> Text section
Your gross profit on the order is $40,000. After financing costs, you keep $36,400 (less any reserve holdback). The financing cost is real, but compare it to the alternative: turning down the order entirely, or draining your operating cash to fund production.
What Lenders Actually Evaluate
PO financing underwriting differs from a traditional business loan. Lenders care less about your credit score and more about four transaction-level factors:
- Buyer creditworthiness. The single biggest factor. A confirmed order from Walmart or Target is far easier to finance than one from a small, unrated company. The lender is betting on the buyer's ability to pay.
- Sufficient margins. The spread between your selling price and supplier cost must cover financing fees and still leave profit. Most lenders look for gross margins of 20% or higher.
- Supplier reliability. Can your manufacturer deliver on time and to specification? Production failures put the entire transaction at risk, so lenders scrutinize your supplier's track record.
- Clean documentation. A signed purchase order, supplier invoices, and shipping terms need to be clear and verifiable. Weak paperwork slows underwriting or kills the deal.
Because the underwriting centers on buyer credit rather than your balance sheet, startups and newer businesses can often qualify. If you are new to retail and preparing your first PO financing application, Bridge covers the full qualification process for new suppliers, including what documents to prepare, what margin thresholds to expect, and how first-time applicants can strengthen their submission.
PO Financing vs. Invoice Factoring vs. Lines of Credit
These three products get conflated often, but they solve different problems at different stages. The table below is a quick reference. For deeper analysis, Bridge has dedicated guides on PO financing vs. factoring and PO financing vs. lines of credit.
Feature | PO Financing | Invoice Factoring | Business Line of Credit |
|---|---|---|---|
When funds arrive | Before production | After delivery and invoicing | Anytime (revolving) |
What it funds | Supplier and production costs | Cash tied up in unpaid invoices | General business expenses |
Collateral | The purchase order itself | Outstanding invoices | Business assets or personal guarantee |
Typical cost | 1.8%–6% per month | 1%–5% per month | 7%–25% APR |
Qualification focus | Buyer creditworthiness | Invoice quality, customer payment history | Your credit history, revenue, financials |
The timing distinction matters most. Factoring and early payment programs help after goods are delivered and invoiced. They do not cover the production gap before shipment. If you need funds to pay suppliers and produce goods before your customer receives them, PO financing is the tool for that window.

> Some records
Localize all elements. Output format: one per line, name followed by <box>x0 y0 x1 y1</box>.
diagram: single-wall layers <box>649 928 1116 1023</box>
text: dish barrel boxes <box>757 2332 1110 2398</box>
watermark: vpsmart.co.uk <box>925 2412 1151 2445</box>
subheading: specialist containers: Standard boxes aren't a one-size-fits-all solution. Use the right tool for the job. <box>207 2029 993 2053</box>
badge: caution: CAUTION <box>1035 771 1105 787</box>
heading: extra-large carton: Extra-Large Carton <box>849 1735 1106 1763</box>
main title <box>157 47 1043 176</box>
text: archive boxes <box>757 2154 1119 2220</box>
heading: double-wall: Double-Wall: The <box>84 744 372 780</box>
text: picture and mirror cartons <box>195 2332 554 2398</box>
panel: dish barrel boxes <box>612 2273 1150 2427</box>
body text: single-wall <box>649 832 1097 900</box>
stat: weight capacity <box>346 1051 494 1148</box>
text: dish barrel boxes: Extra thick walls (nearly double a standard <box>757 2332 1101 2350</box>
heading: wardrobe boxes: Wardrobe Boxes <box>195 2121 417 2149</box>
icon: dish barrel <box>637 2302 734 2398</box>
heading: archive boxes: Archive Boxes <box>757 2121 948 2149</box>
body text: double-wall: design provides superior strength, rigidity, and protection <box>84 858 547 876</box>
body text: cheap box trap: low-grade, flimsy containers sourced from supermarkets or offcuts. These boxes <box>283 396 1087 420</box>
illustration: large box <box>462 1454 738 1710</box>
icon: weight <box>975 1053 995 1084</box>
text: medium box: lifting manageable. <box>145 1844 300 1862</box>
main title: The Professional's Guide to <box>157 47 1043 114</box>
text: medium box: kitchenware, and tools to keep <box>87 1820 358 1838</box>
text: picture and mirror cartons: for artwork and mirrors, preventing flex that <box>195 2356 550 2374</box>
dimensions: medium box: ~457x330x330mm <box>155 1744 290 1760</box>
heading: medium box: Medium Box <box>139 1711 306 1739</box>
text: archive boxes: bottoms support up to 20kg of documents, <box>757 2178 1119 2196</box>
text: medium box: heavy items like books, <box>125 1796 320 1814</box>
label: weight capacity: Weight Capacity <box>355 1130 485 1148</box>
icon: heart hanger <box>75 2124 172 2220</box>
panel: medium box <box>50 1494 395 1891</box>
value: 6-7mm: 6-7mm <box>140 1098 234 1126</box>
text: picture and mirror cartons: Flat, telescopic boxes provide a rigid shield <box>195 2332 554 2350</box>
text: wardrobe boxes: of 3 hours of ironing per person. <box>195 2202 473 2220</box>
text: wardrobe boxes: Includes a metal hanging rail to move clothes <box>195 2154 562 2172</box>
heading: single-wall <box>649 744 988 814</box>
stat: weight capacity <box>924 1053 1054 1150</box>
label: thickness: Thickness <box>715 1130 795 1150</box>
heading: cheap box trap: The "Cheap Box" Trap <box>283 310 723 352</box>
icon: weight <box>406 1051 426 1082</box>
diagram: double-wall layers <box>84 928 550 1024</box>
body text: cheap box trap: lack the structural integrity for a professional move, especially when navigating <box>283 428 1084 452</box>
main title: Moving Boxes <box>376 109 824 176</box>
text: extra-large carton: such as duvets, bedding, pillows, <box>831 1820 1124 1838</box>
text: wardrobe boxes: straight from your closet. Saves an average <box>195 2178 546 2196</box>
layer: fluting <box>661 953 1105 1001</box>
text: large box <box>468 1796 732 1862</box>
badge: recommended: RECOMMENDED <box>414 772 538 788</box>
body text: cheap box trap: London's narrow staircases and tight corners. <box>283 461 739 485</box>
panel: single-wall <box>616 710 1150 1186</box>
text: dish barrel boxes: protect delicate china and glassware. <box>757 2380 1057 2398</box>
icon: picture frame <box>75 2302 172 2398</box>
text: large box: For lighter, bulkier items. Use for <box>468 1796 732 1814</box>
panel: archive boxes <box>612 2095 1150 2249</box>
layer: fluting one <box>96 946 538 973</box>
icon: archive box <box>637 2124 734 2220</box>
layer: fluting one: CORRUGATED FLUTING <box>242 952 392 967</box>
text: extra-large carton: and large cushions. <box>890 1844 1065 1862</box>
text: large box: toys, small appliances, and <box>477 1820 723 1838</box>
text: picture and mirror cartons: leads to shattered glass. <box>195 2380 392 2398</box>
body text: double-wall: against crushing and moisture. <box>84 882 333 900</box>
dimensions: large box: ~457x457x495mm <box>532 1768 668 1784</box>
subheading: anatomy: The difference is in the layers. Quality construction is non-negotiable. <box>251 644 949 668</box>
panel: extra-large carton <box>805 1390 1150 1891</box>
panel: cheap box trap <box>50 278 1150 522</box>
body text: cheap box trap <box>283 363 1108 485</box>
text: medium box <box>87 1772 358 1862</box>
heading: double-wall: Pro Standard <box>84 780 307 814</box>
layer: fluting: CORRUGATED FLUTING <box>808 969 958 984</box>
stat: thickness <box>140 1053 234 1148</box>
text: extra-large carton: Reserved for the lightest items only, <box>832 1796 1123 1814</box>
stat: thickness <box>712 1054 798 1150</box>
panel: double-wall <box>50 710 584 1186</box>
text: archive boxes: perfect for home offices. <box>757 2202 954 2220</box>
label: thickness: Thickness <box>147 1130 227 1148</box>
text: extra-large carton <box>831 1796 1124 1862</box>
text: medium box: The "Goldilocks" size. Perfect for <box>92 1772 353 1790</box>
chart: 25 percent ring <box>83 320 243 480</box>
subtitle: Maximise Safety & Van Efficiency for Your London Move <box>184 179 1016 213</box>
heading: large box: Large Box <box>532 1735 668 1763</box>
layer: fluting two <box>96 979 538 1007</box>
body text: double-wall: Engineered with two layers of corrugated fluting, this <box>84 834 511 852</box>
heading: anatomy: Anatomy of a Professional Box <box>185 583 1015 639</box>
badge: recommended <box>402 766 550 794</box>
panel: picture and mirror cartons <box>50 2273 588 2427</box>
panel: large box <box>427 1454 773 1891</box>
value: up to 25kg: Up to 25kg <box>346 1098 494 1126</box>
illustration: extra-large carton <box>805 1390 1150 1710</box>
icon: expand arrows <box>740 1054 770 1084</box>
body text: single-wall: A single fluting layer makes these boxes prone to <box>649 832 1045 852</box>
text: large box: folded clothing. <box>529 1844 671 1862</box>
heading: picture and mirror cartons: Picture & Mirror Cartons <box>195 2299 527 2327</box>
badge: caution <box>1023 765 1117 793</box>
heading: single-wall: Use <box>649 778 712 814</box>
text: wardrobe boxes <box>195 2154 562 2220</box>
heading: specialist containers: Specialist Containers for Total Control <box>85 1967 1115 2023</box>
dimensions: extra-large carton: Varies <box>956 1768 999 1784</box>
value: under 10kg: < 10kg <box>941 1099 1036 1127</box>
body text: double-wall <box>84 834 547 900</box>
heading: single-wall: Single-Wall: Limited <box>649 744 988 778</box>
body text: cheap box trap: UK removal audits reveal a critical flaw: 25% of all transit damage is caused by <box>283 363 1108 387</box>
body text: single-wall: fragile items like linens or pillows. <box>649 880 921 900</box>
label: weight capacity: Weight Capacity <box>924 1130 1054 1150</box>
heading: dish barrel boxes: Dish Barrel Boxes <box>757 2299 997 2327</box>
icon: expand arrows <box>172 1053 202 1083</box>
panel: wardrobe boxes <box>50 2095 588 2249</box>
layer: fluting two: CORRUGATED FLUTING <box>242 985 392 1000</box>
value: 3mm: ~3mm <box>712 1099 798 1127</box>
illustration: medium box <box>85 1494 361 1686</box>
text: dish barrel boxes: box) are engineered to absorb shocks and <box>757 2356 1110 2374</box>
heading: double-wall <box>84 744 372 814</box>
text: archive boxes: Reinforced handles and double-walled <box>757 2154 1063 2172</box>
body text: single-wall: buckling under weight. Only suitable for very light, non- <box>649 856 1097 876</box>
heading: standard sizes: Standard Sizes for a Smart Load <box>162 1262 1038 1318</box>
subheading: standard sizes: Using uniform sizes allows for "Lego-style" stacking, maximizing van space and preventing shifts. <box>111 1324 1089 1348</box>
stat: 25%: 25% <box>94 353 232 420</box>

> Tasks to complete
1. In the text on purchase order financing, what gross margin do most lenders look for?
2. Pick up the text on purchase order financing right after its last sentence and keep writing it.

> Task-by-task results
1. Gross margins of 20% or higher.

2.
Some businesses use both together: PO financing to fund production, then invoice factoring to accelerate cash once goods are delivered and invoiced. This combination covers the full cash cycle from order receipt to final payment.
When PO Financing Fits, and When It Does Not
PO financing works best in specific situations. It is not a general-purpose working capital solution.
Good fit:
- You received a large, confirmed order from a creditworthy buyer but lack the cash to fund production.
- Your business is growing faster than your cash flow can support, and big orders create strain before they create revenue.
- You are a newer business without the credit history to qualify for a traditional bank line, but your buyer is strong.
- You want to preserve operating cash or equity capital for growth instead of tying it up in one order's production costs.
- You are an equity-backed brand and would rather keep investor capital allocated toward sales, marketing, and hiring instead of routine production for confirmed orders.
Poor fit:
- Your margins are too thin. If financing fees eat most of your profit, the math does not work.
- Your buyer is not creditworthy. Lenders underwrite the buyer's ability to pay. A weak buyer means a weak deal.
- You need ongoing working capital, not order-specific funding. A line of credit or an asset-based lending facility may be a better fit.
- Your product is a service, not physical goods. Most PO financing is designed for tangible products with clear supplier costs.
How to Evaluate a PO Financing Offer
Not all PO financing providers are structured the same way. Before committing, get written answers on these specifics:
- Advance rate: What percentage of supplier costs will the lender cover? Will they fund 100% of COGS, or a lower amount?
- Fee structure: Is it a flat fee, a monthly percentage, or both? How is the cost calculated if the buyer pays early or late?
- Reserve amount: What percentage is held back, and when is it released?
- Recourse terms: Are you liable if the buyer does not pay?
- Who gets paid: Does the lender pay your supplier directly, or do funds flow through your account?
- Buyer notification: Will your buyer know a third party is involved in the transaction? Some buyers require advance notice.
- Time to fund: How quickly can the lender evaluate and fund the order after you submit documentation?
Calculate whether the financing cost still leaves adequate profit. If a 3% monthly fee on a 60-day transaction reduces your margin from 40% to 31%, that may be worth it. If it drops your margin from 15% to 6%, the order may not be worth financing.
Bridge is the direct lender for Walmart-focused purchase order financing, funding up to 100% of COGS on approved transactions. Bridge pays your supplier directly, manages the process from underwriting through repayment, and preserves your operating cash for the rest of the business. If you have a confirmed Walmart or Sam's Club PO, you can request financing to see if your order qualifies.
FAQs
Is purchase order financing a loan?
PO financing is a form of short-term commercial financing, not a traditional term loan. The lender advances funds to pay your supplier for a specific order and is repaid when your customer pays the invoice. There are no monthly installments. Repayment is tied to the transaction itself.
Can startups qualify for PO financing?
Yes, in many cases. Because lenders focus on the creditworthiness of your end customer rather than your company's credit history, startups with confirmed orders from strong buyers can qualify. You still need adequate margins and a credible fulfillment plan.
Can I use PO financing and invoice factoring together?
Yes. PO financing covers the gap before production and delivery. Invoice factoring accelerates payment after delivery. Used together, they can cover the full cash cycle from order receipt to customer payment. For a detailed comparison, see Bridge's guide on how invoice factoring works alongside PO financing.
How long does it take to get funded?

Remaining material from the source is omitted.